──────── Material shown

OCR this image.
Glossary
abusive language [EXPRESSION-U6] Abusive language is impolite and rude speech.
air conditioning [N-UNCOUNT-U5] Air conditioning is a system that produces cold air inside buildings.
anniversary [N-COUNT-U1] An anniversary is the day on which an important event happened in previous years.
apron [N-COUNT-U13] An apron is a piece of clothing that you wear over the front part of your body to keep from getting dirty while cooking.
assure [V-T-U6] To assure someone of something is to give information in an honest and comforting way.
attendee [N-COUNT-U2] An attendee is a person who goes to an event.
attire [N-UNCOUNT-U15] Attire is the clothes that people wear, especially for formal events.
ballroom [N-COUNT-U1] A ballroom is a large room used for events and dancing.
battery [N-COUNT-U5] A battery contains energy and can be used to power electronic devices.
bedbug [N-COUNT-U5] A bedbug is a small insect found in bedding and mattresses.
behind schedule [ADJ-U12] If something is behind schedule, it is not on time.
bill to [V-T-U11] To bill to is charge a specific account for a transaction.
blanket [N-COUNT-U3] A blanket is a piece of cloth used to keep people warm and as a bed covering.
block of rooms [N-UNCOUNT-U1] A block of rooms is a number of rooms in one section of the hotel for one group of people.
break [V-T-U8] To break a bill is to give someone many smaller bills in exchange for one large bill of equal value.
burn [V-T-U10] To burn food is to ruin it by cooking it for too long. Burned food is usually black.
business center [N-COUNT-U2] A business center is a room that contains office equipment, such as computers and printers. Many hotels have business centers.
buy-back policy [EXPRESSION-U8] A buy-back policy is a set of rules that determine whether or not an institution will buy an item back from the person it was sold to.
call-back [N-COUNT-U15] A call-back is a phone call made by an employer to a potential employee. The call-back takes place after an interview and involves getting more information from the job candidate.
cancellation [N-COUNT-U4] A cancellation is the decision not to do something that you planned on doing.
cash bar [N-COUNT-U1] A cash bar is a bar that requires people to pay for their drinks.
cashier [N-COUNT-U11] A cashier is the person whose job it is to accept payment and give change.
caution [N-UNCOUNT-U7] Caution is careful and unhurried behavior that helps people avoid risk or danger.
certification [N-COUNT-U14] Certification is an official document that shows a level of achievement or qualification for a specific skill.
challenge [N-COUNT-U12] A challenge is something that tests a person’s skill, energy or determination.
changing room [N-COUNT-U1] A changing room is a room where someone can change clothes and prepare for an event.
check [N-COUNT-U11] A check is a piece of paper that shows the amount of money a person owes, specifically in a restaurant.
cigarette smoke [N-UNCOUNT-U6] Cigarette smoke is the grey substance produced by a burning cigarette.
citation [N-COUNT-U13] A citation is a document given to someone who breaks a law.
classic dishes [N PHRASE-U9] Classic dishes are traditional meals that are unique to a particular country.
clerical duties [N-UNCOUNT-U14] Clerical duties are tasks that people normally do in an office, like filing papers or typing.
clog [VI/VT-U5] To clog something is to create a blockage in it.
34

────────────────

## Written exercise
Would you reproduce the material above in full, exactly as given?

## Exercise response
OCR this image.
Glossary
abusive language [EXPRESSION-U6] Abusive language is impolite and rude speech.
air conditioning [N-UNCOUNT-U5] Air conditioning is a system that produces cold air inside buildings.
anniversary [N-COUNT-U1] An anniversary is the day on which an important event happened in previous years.
apron [N-COUNT-U13] An apron is a piece of clothing that you wear over the front part of your body to keep from getting dirty while cooking.
assure [V-T-U6] To assure someone of something is to give information in an honest and comforting way.
attendee [N-COUNT-U2] An attendee is a person who goes to an event.
attire [N-UNCOUNT-U15] Attire is the clothes that people wear, especially for formal events.
ballroom [N-COUNT-U1] A ballroom is a large room used for events and dancing.
battery [N-COUNT-U5] A battery contains energy and can be used to power electronic devices.
bedbug [N-COUNT-U5] A bedbug is a small insect found in bedding and mattresses.
behind schedule [ADJ-U12] If something is behind schedule, it is not on time.
bill to [V-T-U11] To bill to is charge a specific account for a transaction.
blanket [N-COUNT-U3] A blanket is a piece of cloth used to keep people warm and as a bed covering.
block of rooms [N-UNCOUNT-U1] A block of rooms is a number of rooms in one section of the hotel for one group of people.
break [V-T-U8] To break a bill is to give someone many smaller bills in exchange for one large bill of equal value.
burn [V-T-U10] To burn food is to ruin it by cooking it for too long. Burned food is usually black.
business center [N-COUNT-U2] A business center is a room that contains office equipment, such as computers and printers. Many hotels have business centers.
buy-back policy [EXPRESSION-U8] A buy-back policy is a set of rules that determine whether or not an institution will buy an item back from the person it was sold to.
call-back [N-COUNT-U15] A call-back is a phone call made by an employer to a potential employee. The call-back takes place after an interview and involves getting more information from the job candidate.
cancellation [N-COUNT-U4] A cancellation is the decision not to do something that you planned on doing.
cash bar [N-COUNT-U1] A cash bar is a bar that requires people to pay for their drinks.
cashier [N-COUNT-U11] A cashier is the person whose job it is to accept payment and give change.
caution [N-UNCOUNT-U7] Caution is careful and unhurried behavior that helps people avoid risk or danger.
certification [N-COUNT-U14] Certification is an official document that shows a level of achievement or qualification for a specific skill.
challenge [N-COUNT-U12] A challenge is something that tests a person’s skill, energy or determination.
changing room [N-COUNT-U1] A changing room is a room where someone can change clothes and prepare for an event.
check [N-COUNT-U11] A check is a piece of paper that shows the amount of money a person owes, specifically in a restaurant.
cigarette smoke [N-UNCOUNT-U6] Cigarette smoke is the grey substance produced by a burning cigarette.
citation [N-COUNT-U13] A citation is a document given to someone who breaks a law.
classic dishes [N PHRASE-U9] Classic dishes are traditional meals that are unique to a particular country.
clerical duties [N-UNCOUNT-U14] Clerical duties are tasks that people normally do in an office, like filing papers or typing.
clog [VI/VT-U5] To clog something is to create a blockage in it.
34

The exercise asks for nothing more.